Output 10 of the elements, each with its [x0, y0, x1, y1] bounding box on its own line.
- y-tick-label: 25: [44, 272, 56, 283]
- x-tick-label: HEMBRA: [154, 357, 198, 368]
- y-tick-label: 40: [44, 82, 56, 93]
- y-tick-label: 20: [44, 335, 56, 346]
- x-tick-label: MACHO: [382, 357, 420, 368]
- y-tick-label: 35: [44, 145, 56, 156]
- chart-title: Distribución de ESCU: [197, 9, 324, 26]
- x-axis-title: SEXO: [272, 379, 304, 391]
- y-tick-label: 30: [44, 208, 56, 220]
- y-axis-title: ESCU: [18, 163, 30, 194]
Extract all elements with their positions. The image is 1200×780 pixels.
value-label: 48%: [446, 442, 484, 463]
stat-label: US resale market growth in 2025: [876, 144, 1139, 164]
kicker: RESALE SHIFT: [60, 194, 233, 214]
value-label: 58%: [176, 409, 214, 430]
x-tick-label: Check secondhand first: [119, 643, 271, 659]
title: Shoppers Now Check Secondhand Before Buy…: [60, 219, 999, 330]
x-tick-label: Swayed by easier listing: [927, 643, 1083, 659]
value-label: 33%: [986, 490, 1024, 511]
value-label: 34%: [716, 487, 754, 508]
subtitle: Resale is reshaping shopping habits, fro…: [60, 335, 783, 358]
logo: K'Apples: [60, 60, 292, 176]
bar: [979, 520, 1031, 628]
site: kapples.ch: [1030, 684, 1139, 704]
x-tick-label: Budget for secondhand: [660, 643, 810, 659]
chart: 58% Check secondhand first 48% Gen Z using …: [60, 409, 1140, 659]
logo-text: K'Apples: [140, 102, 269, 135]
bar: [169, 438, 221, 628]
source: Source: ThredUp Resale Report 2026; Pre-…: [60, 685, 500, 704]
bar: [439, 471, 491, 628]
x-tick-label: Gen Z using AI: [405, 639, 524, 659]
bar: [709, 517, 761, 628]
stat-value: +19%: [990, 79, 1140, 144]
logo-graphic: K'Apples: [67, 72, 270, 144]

[Problem details]: Collect every line of the entries that contains the string "stat", and reproduce each one in full.

[Correct response]:
stat-label: US resale market growth in 2025: [876, 144, 1139, 164]
stat-value: +19%: [990, 79, 1140, 144]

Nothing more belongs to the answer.